===== SUPPLIED DATA =====

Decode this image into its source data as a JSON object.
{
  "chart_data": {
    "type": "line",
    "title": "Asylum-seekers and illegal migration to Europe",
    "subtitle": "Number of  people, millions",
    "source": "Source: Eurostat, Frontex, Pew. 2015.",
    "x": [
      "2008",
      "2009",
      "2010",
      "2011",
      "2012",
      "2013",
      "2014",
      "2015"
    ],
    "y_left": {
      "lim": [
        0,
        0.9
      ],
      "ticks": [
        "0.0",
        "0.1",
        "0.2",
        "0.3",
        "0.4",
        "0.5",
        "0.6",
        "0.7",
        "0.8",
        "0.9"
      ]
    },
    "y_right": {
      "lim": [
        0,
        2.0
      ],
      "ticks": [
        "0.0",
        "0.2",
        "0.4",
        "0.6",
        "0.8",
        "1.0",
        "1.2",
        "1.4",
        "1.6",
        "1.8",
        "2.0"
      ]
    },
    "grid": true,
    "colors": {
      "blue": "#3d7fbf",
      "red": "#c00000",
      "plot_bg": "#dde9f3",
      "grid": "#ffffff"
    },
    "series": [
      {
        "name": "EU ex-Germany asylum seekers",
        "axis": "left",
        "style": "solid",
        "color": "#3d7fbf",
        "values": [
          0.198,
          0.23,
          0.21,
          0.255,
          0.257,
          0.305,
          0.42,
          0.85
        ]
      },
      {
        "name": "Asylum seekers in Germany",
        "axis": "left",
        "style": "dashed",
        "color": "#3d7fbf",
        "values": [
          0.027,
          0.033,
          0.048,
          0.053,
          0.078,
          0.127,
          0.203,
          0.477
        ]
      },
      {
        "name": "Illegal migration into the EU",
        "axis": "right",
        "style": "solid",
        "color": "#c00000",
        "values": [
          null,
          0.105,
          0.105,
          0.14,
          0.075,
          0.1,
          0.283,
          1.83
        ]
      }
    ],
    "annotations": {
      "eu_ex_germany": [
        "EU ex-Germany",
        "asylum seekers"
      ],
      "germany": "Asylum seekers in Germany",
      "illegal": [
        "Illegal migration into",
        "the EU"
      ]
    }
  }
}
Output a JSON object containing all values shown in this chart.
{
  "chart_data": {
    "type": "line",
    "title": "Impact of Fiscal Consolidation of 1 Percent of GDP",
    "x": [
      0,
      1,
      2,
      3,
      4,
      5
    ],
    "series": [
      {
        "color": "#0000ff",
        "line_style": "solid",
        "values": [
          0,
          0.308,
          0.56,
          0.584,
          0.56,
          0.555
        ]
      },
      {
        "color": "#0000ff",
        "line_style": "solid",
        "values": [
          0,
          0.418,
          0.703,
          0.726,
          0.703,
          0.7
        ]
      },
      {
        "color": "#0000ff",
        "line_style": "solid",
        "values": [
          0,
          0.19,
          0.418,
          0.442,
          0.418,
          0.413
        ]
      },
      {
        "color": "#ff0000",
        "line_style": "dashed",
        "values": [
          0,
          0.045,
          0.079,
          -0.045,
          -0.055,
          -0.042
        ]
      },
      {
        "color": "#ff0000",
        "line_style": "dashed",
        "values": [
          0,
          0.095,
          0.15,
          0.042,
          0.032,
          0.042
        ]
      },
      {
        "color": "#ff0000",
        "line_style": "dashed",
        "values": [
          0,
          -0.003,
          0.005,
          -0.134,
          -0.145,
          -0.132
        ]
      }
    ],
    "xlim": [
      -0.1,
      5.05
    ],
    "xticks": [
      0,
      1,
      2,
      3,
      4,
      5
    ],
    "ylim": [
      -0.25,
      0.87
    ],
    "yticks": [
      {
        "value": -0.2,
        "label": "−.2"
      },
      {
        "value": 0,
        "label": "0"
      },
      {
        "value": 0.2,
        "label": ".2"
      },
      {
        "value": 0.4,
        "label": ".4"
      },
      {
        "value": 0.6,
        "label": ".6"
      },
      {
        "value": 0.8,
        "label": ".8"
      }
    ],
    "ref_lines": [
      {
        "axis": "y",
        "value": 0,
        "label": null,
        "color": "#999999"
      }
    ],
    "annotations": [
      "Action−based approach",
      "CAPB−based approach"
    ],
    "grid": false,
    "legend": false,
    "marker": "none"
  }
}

=====

EXERCISE - Select the lines in this material that hold the word "name", leaving none out.

EXERCISE OUTPUT -
        "name": "EU ex-Germany asylum seekers",
        "name": "Asylum seekers in Germany",
        "name": "Illegal migration into the EU",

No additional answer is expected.